[DATA LINES]

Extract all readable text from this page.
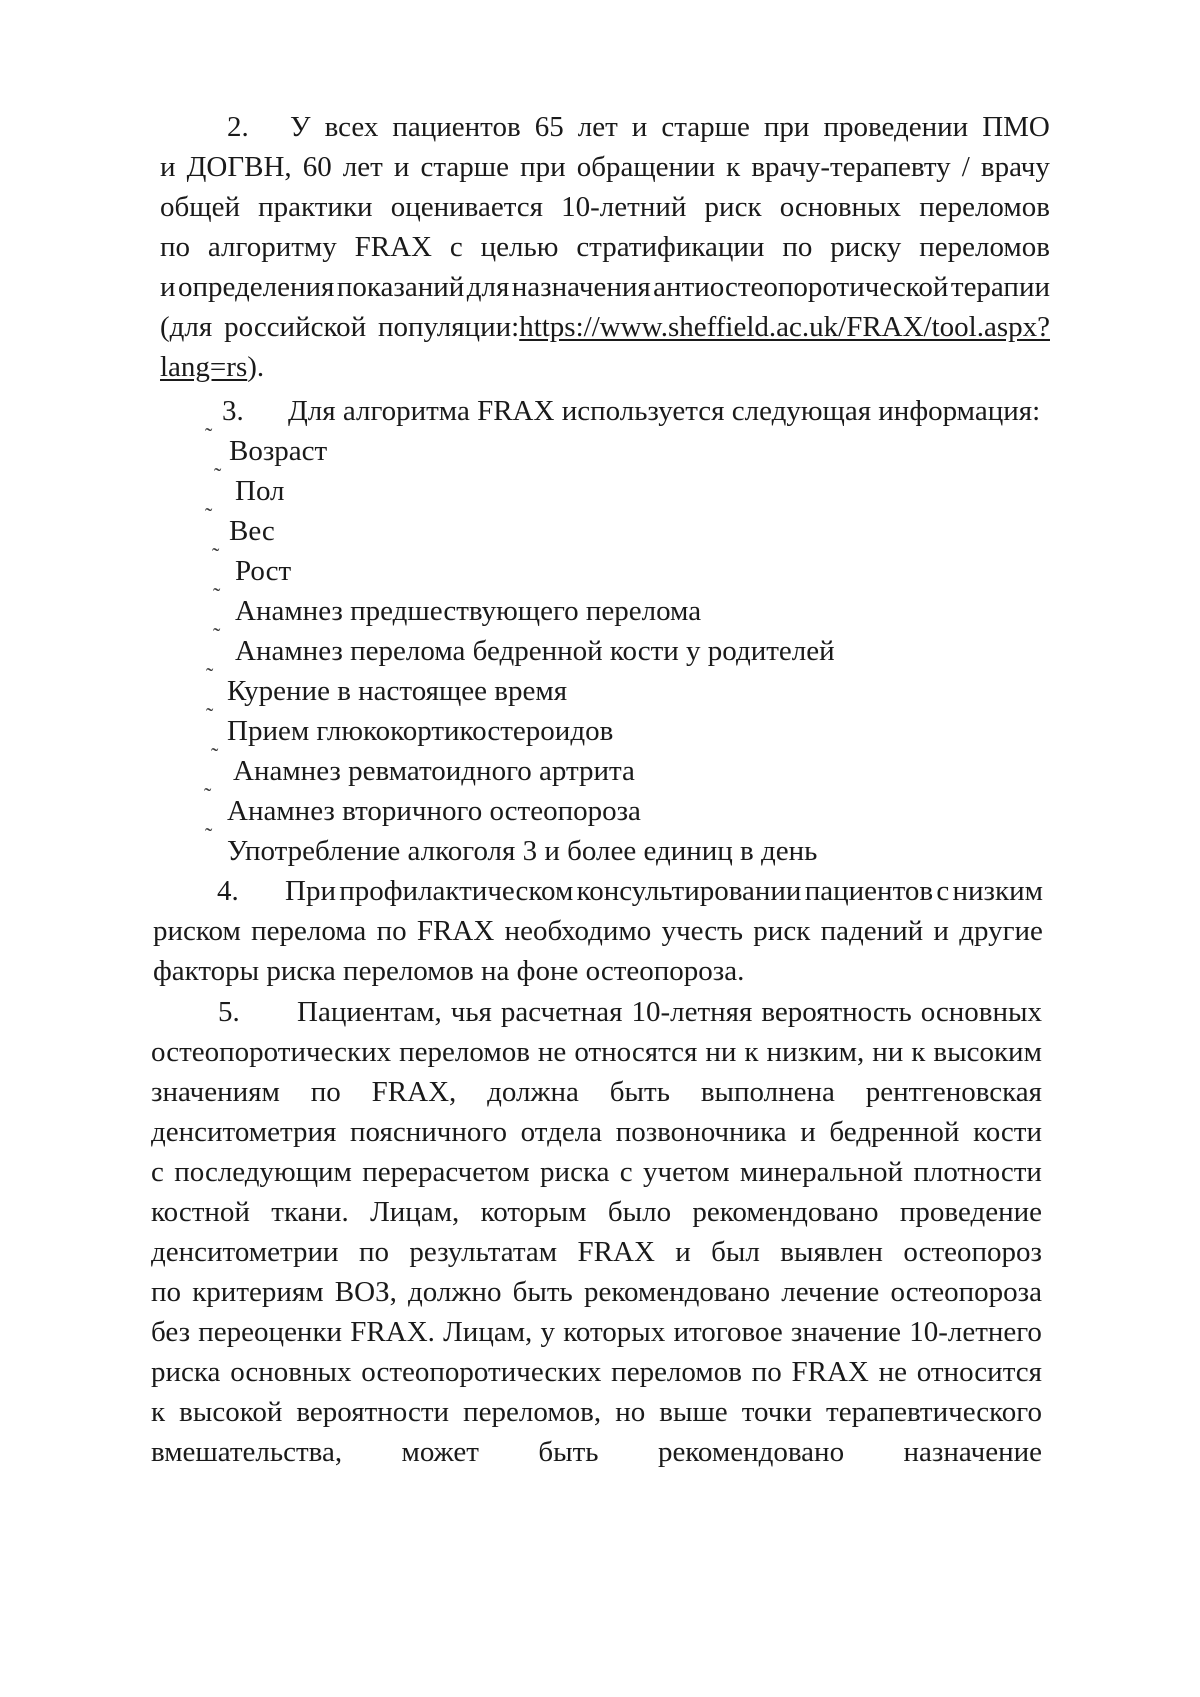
2. У всех пациентов 65 лет и старше при проведении ПМО
и ДОГВН, 60 лет и старше при обращении к врачу-терапевту / врачу
общей практики оценивается 10-летний риск основных переломов
по алгоритму FRAX с целью стратификации по риску переломов
и определения показаний для назначения антиостеопоротической терапии
(для российской популяции: https://www.sheffield.ac.uk/FRAX/tool.aspx?
lang=rs).
3. Для алгоритма FRAX используется следующая информация:
˜ Возраст
˜ Пол
˜ Вес
˜ Рост
˜ Анамнез предшествующего перелома
˜ Анамнез перелома бедренной кости у родителей
˜ Курение в настоящее время
˜ Прием глюкокортикостероидов
˜ Анамнез ревматоидного артрита
˜ Анамнез вторичного остеопороза
˜ Употребление алкоголя 3 и более единиц в день
4. При профилактическом консультировании пациентов с низким
риском перелома по FRAX необходимо учесть риск падений и другие
факторы риска переломов на фоне остеопороза.
5. Пациентам, чья расчетная 10-летняя вероятность основных
остеопоротических переломов не относятся ни к низким, ни к высоким
значениям по FRAX, должна быть выполнена рентгеновская
денситометрия поясничного отдела позвоночника и бедренной кости
с последующим перерасчетом риска с учетом минеральной плотности
костной ткани. Лицам, которым было рекомендовано проведение
денситометрии по результатам FRAX и был выявлен остеопороз
по критериям ВОЗ, должно быть рекомендовано лечение остеопороза
без переоценки FRAX. Лицам, у которых итоговое значение 10-летнего
риска основных остеопоротических переломов по FRAX не относится
к высокой вероятности переломов, но выше точки терапевтического
вмешательства, может быть рекомендовано назначение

[DIRECTIONS] Reproduce all entries without any change, and omit the pictures.

[RESPONSE]
Extract all readable text from this page.
2. У всех пациентов 65 лет и старше при проведении ПМО
и ДОГВН, 60 лет и старше при обращении к врачу-терапевту / врачу
общей практики оценивается 10-летний риск основных переломов
по алгоритму FRAX с целью стратификации по риску переломов
и определения показаний для назначения антиостеопоротической терапии
(для российской популяции: https://www.sheffield.ac.uk/FRAX/tool.aspx?
lang=rs).
3. Для алгоритма FRAX используется следующая информация:
˜ Возраст
˜ Пол
˜ Вес
˜ Рост
˜ Анамнез предшествующего перелома
˜ Анамнез перелома бедренной кости у родителей
˜ Курение в настоящее время
˜ Прием глюкокортикостероидов
˜ Анамнез ревматоидного артрита
˜ Анамнез вторичного остеопороза
˜ Употребление алкоголя 3 и более единиц в день
4. При профилактическом консультировании пациентов с низким
риском перелома по FRAX необходимо учесть риск падений и другие
факторы риска переломов на фоне остеопороза.
5. Пациентам, чья расчетная 10-летняя вероятность основных
остеопоротических переломов не относятся ни к низким, ни к высоким
значениям по FRAX, должна быть выполнена рентгеновская
денситометрия поясничного отдела позвоночника и бедренной кости
с последующим перерасчетом риска с учетом минеральной плотности
костной ткани. Лицам, которым было рекомендовано проведение
денситометрии по результатам FRAX и был выявлен остеопороз
по критериям ВОЗ, должно быть рекомендовано лечение остеопороза
без переоценки FRAX. Лицам, у которых итоговое значение 10-летнего
риска основных остеопоротических переломов по FRAX не относится
к высокой вероятности переломов, но выше точки терапевтического
вмешательства, может быть рекомендовано назначение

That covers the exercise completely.